DATA LINES:
* START *
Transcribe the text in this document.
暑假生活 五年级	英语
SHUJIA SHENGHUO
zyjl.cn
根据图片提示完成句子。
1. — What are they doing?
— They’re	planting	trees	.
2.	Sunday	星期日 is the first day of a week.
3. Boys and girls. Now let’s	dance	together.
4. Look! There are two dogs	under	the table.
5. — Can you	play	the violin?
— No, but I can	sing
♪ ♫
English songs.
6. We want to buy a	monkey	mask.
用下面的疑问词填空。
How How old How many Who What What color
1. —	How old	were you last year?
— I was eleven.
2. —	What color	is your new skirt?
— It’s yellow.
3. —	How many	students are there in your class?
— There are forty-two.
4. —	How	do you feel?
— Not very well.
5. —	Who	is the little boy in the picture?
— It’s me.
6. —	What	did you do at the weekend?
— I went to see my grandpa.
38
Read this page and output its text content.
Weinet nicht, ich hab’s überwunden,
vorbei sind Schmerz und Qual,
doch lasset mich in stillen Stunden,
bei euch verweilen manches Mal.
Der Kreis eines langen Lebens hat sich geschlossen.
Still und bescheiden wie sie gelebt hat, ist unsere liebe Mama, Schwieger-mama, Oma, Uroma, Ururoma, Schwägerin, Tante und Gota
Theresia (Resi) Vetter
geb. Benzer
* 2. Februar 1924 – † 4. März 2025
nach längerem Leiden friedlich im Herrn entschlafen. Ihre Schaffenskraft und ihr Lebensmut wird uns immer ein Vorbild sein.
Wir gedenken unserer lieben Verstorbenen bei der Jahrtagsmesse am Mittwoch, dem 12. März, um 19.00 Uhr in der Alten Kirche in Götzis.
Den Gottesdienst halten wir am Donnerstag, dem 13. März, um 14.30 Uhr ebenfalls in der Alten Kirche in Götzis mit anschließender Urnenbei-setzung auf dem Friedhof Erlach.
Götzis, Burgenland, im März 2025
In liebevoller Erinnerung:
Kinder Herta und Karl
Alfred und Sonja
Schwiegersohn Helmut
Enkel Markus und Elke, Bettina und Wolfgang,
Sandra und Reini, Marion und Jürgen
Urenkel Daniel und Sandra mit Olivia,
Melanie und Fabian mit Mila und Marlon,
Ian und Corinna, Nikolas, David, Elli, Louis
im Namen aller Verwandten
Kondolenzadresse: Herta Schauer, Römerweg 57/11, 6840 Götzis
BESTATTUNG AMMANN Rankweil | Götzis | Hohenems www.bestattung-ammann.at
* END *
GIVEN EXERCISE: Write every line of the material above again, exactly.

CORRECT RESULT:
Transcribe the text in this document.
暑假生活 五年级	英语
SHUJIA SHENGHUO
zyjl.cn
根据图片提示完成句子。
1. — What are they doing?
— They’re	planting	trees	.
2.	Sunday	星期日 is the first day of a week.
3. Boys and girls. Now let’s	dance	together.
4. Look! There are two dogs	under	the table.
5. — Can you	play	the violin?
— No, but I can	sing
♪ ♫
English songs.
6. We want to buy a	monkey	mask.
用下面的疑问词填空。
How How old How many Who What What color
1. —	How old	were you last year?
— I was eleven.
2. —	What color	is your new skirt?
— It’s yellow.
3. —	How many	students are there in your class?
— There are forty-two.
4. —	How	do you feel?
— Not very well.
5. —	Who	is the little boy in the picture?
— It’s me.
6. —	What	did you do at the weekend?
— I went to see my grandpa.
38
Read this page and output its text content.
Weinet nicht, ich hab’s überwunden,
vorbei sind Schmerz und Qual,
doch lasset mich in stillen Stunden,
bei euch verweilen manches Mal.
Der Kreis eines langen Lebens hat sich geschlossen.
Still und bescheiden wie sie gelebt hat, ist unsere liebe Mama, Schwieger-mama, Oma, Uroma, Ururoma, Schwägerin, Tante und Gota
Theresia (Resi) Vetter
geb. Benzer
* 2. Februar 1924 – † 4. März 2025
nach längerem Leiden friedlich im Herrn entschlafen. Ihre Schaffenskraft und ihr Lebensmut wird uns immer ein Vorbild sein.
Wir gedenken unserer lieben Verstorbenen bei der Jahrtagsmesse am Mittwoch, dem 12. März, um 19.00 Uhr in der Alten Kirche in Götzis.
Den Gottesdienst halten wir am Donnerstag, dem 13. März, um 14.30 Uhr ebenfalls in der Alten Kirche in Götzis mit anschließender Urnenbei-setzung auf dem Friedhof Erlach.
Götzis, Burgenland, im März 2025
In liebevoller Erinnerung:
Kinder Herta und Karl
Alfred und Sonja
Schwiegersohn Helmut
Enkel Markus und Elke, Bettina und Wolfgang,
Sandra und Reini, Marion und Jürgen
Urenkel Daniel und Sandra mit Olivia,
Melanie und Fabian mit Mila und Marlon,
Ian und Corinna, Nikolas, David, Elli, Louis
im Namen aller Verwandten
Kondolenzadresse: Herta Schauer, Römerweg 57/11, 6840 Götzis
BESTATTUNG AMMANN Rankweil | Götzis | Hohenems www.bestattung-ammann.at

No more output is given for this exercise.